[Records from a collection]
★ ★ ★ ★ ★
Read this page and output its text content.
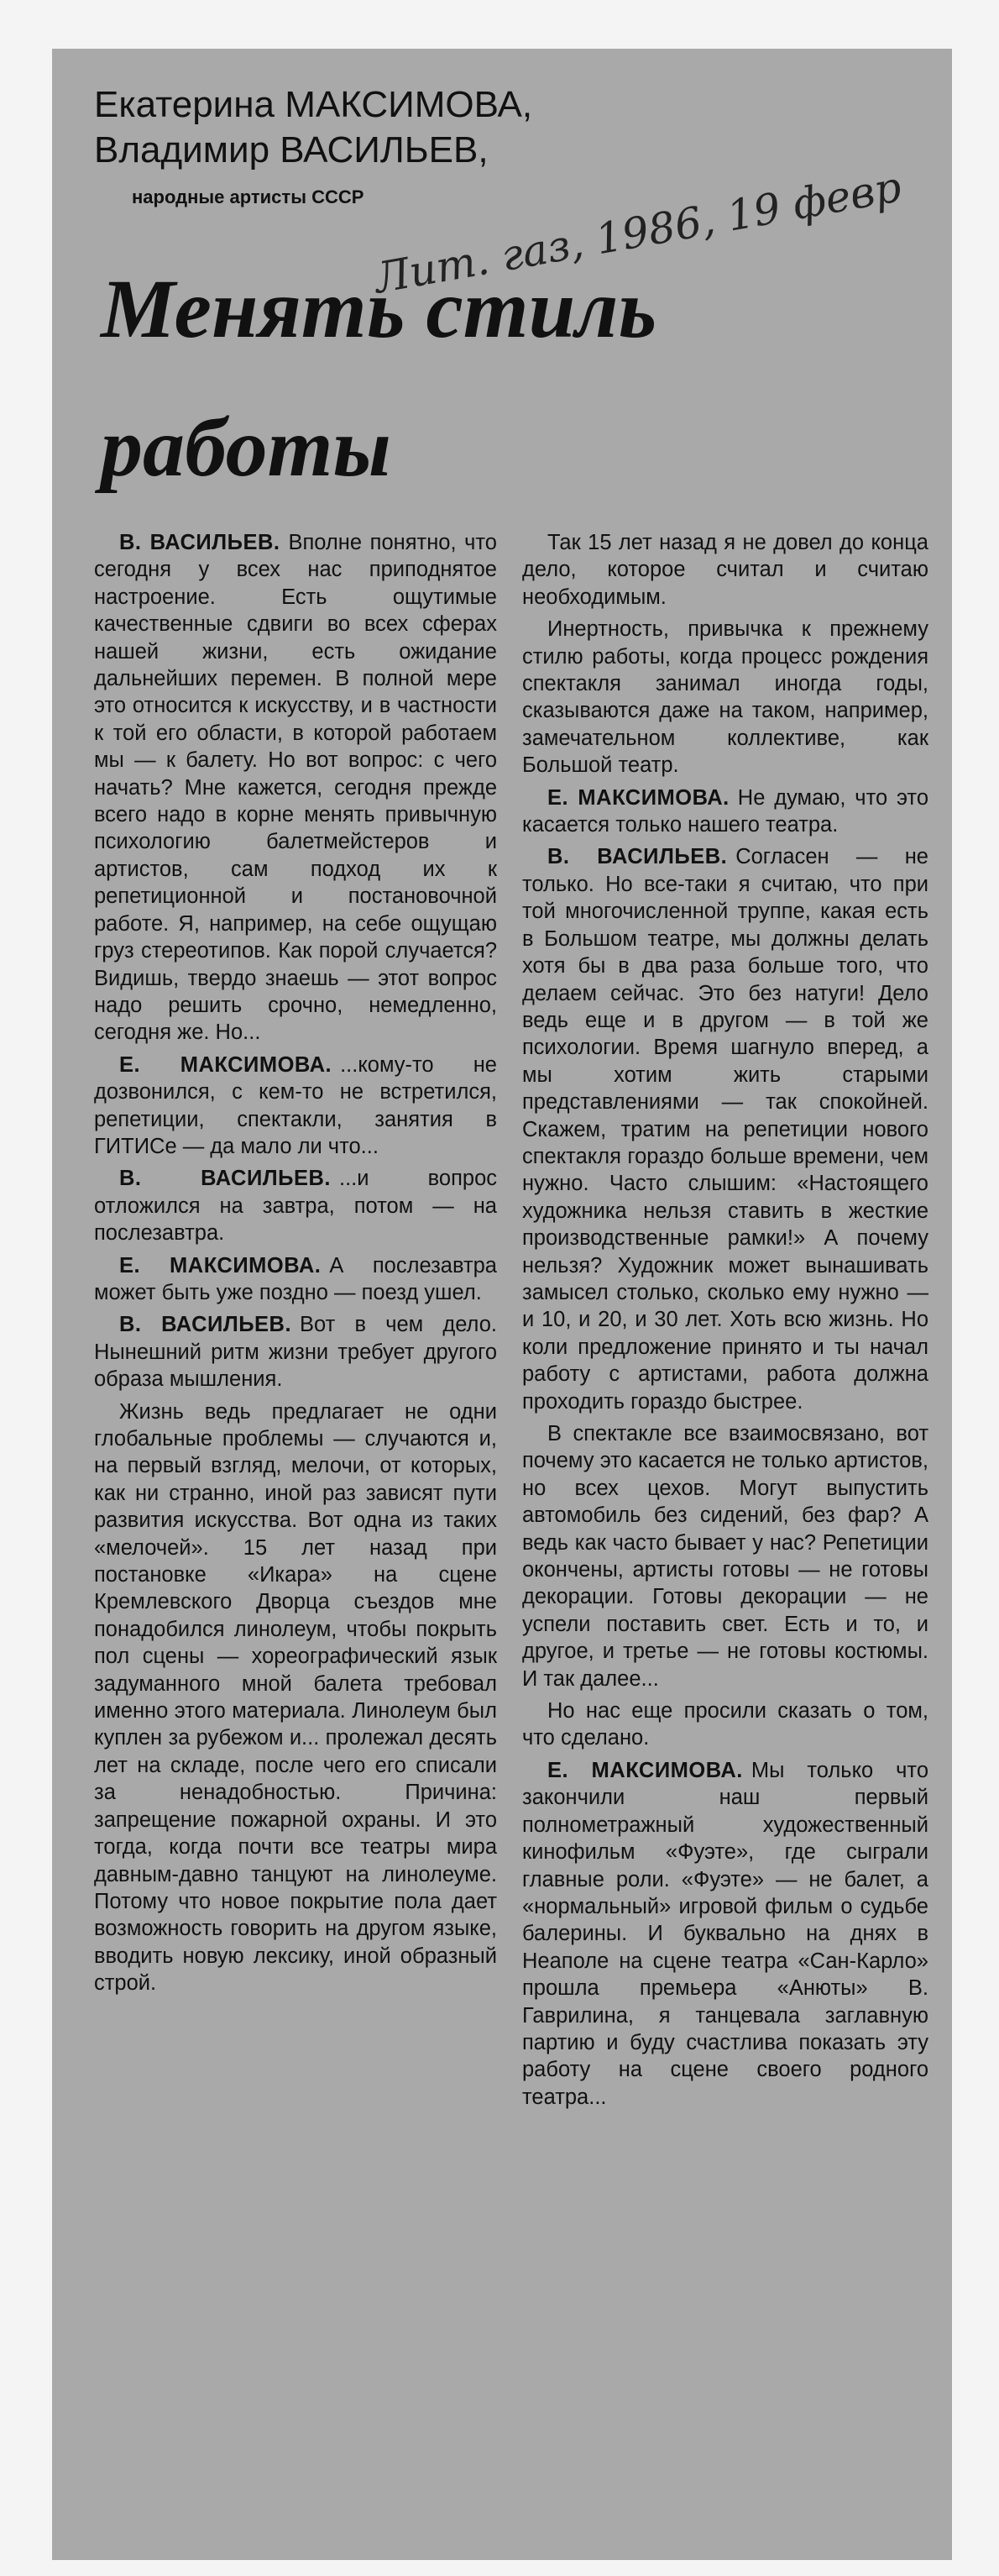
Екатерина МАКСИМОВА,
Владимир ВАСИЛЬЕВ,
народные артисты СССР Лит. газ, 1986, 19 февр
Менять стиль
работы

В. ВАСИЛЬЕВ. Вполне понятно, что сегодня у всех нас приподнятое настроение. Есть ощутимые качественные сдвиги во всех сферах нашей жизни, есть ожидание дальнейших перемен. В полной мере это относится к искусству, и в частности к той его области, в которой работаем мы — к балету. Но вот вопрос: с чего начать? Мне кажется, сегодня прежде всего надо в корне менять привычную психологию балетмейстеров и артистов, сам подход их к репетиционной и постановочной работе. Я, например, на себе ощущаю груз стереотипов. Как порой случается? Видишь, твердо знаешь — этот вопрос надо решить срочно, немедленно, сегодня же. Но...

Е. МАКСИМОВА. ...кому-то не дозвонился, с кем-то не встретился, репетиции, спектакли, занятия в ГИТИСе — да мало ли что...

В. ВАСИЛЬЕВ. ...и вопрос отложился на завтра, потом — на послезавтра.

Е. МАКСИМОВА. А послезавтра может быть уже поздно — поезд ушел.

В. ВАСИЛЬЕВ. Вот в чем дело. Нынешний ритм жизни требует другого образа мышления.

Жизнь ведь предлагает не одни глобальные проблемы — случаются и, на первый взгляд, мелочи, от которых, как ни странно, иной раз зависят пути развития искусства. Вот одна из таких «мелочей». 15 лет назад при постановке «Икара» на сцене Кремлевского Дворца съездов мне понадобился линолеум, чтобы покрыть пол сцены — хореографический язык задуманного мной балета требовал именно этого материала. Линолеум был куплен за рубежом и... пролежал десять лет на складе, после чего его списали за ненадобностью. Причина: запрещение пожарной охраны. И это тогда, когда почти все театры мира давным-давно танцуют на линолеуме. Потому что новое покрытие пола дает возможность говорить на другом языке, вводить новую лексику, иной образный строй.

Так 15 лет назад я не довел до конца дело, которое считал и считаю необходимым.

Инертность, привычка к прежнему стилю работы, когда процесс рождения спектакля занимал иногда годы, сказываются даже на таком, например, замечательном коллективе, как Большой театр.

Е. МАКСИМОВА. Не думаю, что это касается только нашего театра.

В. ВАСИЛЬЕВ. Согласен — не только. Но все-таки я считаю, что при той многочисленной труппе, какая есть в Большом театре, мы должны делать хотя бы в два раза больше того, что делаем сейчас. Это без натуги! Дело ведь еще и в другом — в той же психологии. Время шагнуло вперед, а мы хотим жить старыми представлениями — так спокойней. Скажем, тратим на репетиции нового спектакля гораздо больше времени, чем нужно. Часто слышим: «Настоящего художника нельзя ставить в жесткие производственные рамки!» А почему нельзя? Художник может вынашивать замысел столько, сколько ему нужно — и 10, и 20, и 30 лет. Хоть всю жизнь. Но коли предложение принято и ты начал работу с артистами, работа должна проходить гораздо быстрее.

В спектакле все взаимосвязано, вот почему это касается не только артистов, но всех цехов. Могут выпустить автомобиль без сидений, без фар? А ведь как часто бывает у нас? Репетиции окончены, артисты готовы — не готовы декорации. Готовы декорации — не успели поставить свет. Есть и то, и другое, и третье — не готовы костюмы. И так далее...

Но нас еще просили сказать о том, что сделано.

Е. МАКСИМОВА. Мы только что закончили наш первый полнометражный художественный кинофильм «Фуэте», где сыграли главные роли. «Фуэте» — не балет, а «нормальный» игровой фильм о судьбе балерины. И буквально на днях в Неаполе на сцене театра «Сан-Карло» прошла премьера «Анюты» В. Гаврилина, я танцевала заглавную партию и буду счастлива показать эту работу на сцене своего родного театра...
★ ★ ★ ★ ★
Quote everything in the listing above exactly; pictures are the only thing to omit.

• [FULL RESPONSE]
Read this page and output its text content.
Екатерина МАКСИМОВА,
Владимир ВАСИЛЬЕВ,
народные артисты СССР Лит. газ, 1986, 19 февр
Менять стиль
работы

В. ВАСИЛЬЕВ. Вполне понятно, что сегодня у всех нас приподнятое настроение. Есть ощутимые качественные сдвиги во всех сферах нашей жизни, есть ожидание дальнейших перемен. В полной мере это относится к искусству, и в частности к той его области, в которой работаем мы — к балету. Но вот вопрос: с чего начать? Мне кажется, сегодня прежде всего надо в корне менять привычную психологию балетмейстеров и артистов, сам подход их к репетиционной и постановочной работе. Я, например, на себе ощущаю груз стереотипов. Как порой случается? Видишь, твердо знаешь — этот вопрос надо решить срочно, немедленно, сегодня же. Но...

Е. МАКСИМОВА. ...кому-то не дозвонился, с кем-то не встретился, репетиции, спектакли, занятия в ГИТИСе — да мало ли что...

В. ВАСИЛЬЕВ. ...и вопрос отложился на завтра, потом — на послезавтра.

Е. МАКСИМОВА. А послезавтра может быть уже поздно — поезд ушел.

В. ВАСИЛЬЕВ. Вот в чем дело. Нынешний ритм жизни требует другого образа мышления.

Жизнь ведь предлагает не одни глобальные проблемы — случаются и, на первый взгляд, мелочи, от которых, как ни странно, иной раз зависят пути развития искусства. Вот одна из таких «мелочей». 15 лет назад при постановке «Икара» на сцене Кремлевского Дворца съездов мне понадобился линолеум, чтобы покрыть пол сцены — хореографический язык задуманного мной балета требовал именно этого материала. Линолеум был куплен за рубежом и... пролежал десять лет на складе, после чего его списали за ненадобностью. Причина: запрещение пожарной охраны. И это тогда, когда почти все театры мира давным-давно танцуют на линолеуме. Потому что новое покрытие пола дает возможность говорить на другом языке, вводить новую лексику, иной образный строй.

Так 15 лет назад я не довел до конца дело, которое считал и считаю необходимым.

Инертность, привычка к прежнему стилю работы, когда процесс рождения спектакля занимал иногда годы, сказываются даже на таком, например, замечательном коллективе, как Большой театр.

Е. МАКСИМОВА. Не думаю, что это касается только нашего театра.

В. ВАСИЛЬЕВ. Согласен — не только. Но все-таки я считаю, что при той многочисленной труппе, какая есть в Большом театре, мы должны делать хотя бы в два раза больше того, что делаем сейчас. Это без натуги! Дело ведь еще и в другом — в той же психологии. Время шагнуло вперед, а мы хотим жить старыми представлениями — так спокойней. Скажем, тратим на репетиции нового спектакля гораздо больше времени, чем нужно. Часто слышим: «Настоящего художника нельзя ставить в жесткие производственные рамки!» А почему нельзя? Художник может вынашивать замысел столько, сколько ему нужно — и 10, и 20, и 30 лет. Хоть всю жизнь. Но коли предложение принято и ты начал работу с артистами, работа должна проходить гораздо быстрее.

В спектакле все взаимосвязано, вот почему это касается не только артистов, но всех цехов. Могут выпустить автомобиль без сидений, без фар? А ведь как часто бывает у нас? Репетиции окончены, артисты готовы — не готовы декорации. Готовы декорации — не успели поставить свет. Есть и то, и другое, и третье — не готовы костюмы. И так далее...

Но нас еще просили сказать о том, что сделано.

Е. МАКСИМОВА. Мы только что закончили наш первый полнометражный художественный кинофильм «Фуэте», где сыграли главные роли. «Фуэте» — не балет, а «нормальный» игровой фильм о судьбе балерины. И буквально на днях в Неаполе на сцене театра «Сан-Карло» прошла премьера «Анюты» В. Гаврилина, я танцевала заглавную партию и буду счастлива показать эту работу на сцене своего родного театра...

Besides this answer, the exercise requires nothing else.